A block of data

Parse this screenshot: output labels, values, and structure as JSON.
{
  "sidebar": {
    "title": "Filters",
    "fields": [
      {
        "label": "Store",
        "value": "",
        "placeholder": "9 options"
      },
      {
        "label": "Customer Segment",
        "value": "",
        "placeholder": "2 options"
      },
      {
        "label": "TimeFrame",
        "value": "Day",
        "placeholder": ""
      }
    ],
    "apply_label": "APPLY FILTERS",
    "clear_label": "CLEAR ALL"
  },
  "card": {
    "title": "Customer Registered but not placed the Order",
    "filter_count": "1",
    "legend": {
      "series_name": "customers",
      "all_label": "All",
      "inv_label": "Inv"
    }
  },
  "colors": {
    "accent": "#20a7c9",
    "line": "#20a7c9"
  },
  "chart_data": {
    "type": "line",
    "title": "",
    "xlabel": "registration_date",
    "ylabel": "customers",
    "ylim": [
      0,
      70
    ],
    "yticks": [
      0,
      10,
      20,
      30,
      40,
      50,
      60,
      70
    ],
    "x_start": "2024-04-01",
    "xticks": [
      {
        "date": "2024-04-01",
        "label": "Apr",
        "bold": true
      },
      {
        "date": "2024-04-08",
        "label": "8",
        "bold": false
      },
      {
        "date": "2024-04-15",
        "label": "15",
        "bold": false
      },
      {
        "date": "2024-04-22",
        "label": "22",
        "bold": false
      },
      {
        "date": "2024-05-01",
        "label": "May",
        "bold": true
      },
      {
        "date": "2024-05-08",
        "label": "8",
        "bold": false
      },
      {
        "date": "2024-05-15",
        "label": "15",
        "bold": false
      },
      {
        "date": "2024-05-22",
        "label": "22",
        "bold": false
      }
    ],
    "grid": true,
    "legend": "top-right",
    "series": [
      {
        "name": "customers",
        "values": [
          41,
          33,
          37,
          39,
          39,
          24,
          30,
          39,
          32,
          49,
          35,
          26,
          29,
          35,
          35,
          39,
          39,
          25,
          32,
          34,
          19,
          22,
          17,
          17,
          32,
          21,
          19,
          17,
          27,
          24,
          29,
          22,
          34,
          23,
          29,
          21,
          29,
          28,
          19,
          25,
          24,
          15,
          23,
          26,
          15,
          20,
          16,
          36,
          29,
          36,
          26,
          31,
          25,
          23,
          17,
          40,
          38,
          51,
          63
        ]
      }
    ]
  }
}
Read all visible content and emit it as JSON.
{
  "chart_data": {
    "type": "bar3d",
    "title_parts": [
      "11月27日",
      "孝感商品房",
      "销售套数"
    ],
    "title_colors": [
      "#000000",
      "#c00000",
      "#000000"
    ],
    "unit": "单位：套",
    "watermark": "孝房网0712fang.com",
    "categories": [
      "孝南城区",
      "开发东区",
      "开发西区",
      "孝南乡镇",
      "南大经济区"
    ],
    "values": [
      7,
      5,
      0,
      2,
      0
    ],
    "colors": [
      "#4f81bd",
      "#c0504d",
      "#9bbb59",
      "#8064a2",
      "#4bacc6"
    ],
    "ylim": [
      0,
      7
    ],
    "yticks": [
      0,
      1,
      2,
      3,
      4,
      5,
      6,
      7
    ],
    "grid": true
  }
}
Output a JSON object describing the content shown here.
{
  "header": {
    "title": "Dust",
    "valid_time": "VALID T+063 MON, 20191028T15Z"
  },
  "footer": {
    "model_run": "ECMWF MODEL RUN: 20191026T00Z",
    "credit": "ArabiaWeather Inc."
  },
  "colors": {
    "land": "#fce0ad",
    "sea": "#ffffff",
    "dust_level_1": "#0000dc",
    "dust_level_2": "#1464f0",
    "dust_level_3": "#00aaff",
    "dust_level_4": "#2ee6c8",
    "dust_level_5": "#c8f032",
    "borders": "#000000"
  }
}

### What is being asked
Reproduce the lines word for word, starting at the one holding "Read all visible content and emit it as JSON." and ending at the final line of the material above.

### Full solution
Read all visible content and emit it as JSON.
{
  "chart_data": {
    "type": "bar3d",
    "title_parts": [
      "11月27日",
      "孝感商品房",
      "销售套数"
    ],
    "title_colors": [
      "#000000",
      "#c00000",
      "#000000"
    ],
    "unit": "单位：套",
    "watermark": "孝房网0712fang.com",
    "categories": [
      "孝南城区",
      "开发东区",
      "开发西区",
      "孝南乡镇",
      "南大经济区"
    ],
    "values": [
      7,
      5,
      0,
      2,
      0
    ],
    "colors": [
      "#4f81bd",
      "#c0504d",
      "#9bbb59",
      "#8064a2",
      "#4bacc6"
    ],
    "ylim": [
      0,
      7
    ],
    "yticks": [
      0,
      1,
      2,
      3,
      4,
      5,
      6,
      7
    ],
    "grid": true
  }
}
Output a JSON object describing the content shown here.
{
  "header": {
    "title": "Dust",
    "valid_time": "VALID T+063 MON, 20191028T15Z"
  },
  "footer": {
    "model_run": "ECMWF MODEL RUN: 20191026T00Z",
    "credit": "ArabiaWeather Inc."
  },
  "colors": {
    "land": "#fce0ad",
    "sea": "#ffffff",
    "dust_level_1": "#0000dc",
    "dust_level_2": "#1464f0",
    "dust_level_3": "#00aaff",
    "dust_level_4": "#2ee6c8",
    "dust_level_5": "#c8f032",
    "borders": "#000000"
  }
}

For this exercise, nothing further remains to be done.